[EXERCISE AIM]: Sift the listing for lines that hold the string "Bitcoin" and pull them out.

(Structured figure records)
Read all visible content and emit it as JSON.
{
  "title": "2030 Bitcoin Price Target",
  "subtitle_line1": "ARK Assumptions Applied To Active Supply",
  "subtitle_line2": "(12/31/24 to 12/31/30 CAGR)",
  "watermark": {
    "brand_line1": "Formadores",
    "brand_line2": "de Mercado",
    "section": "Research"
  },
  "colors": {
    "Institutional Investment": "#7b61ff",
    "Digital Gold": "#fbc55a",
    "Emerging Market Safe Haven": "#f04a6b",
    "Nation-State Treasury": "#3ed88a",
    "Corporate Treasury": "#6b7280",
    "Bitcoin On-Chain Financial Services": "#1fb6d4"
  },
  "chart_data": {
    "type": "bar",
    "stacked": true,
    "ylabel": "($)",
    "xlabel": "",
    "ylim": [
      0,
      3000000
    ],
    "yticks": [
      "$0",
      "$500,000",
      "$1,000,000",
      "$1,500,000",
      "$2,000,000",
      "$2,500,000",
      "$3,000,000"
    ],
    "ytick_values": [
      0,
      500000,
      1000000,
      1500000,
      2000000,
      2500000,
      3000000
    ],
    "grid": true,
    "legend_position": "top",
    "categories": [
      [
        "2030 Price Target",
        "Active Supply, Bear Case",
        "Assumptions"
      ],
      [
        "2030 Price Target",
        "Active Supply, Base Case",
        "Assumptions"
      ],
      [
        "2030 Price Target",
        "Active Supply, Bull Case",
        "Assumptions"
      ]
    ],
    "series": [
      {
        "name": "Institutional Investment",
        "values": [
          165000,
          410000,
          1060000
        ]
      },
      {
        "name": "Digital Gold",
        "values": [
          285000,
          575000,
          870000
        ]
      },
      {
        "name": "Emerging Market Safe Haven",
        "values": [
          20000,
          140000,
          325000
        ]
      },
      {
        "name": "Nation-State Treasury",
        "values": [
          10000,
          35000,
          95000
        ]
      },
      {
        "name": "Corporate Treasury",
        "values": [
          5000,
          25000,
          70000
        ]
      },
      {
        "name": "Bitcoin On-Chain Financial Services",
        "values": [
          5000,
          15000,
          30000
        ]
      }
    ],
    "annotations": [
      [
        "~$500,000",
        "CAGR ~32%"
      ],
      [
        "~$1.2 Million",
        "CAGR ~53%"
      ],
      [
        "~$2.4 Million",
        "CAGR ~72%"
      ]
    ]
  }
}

[ANSWER TO THIS EXERCISE]:
  "title": "2030 Bitcoin Price Target",
    "Bitcoin On-Chain Financial Services": "#1fb6d4"
        "name": "Bitcoin On-Chain Financial Services",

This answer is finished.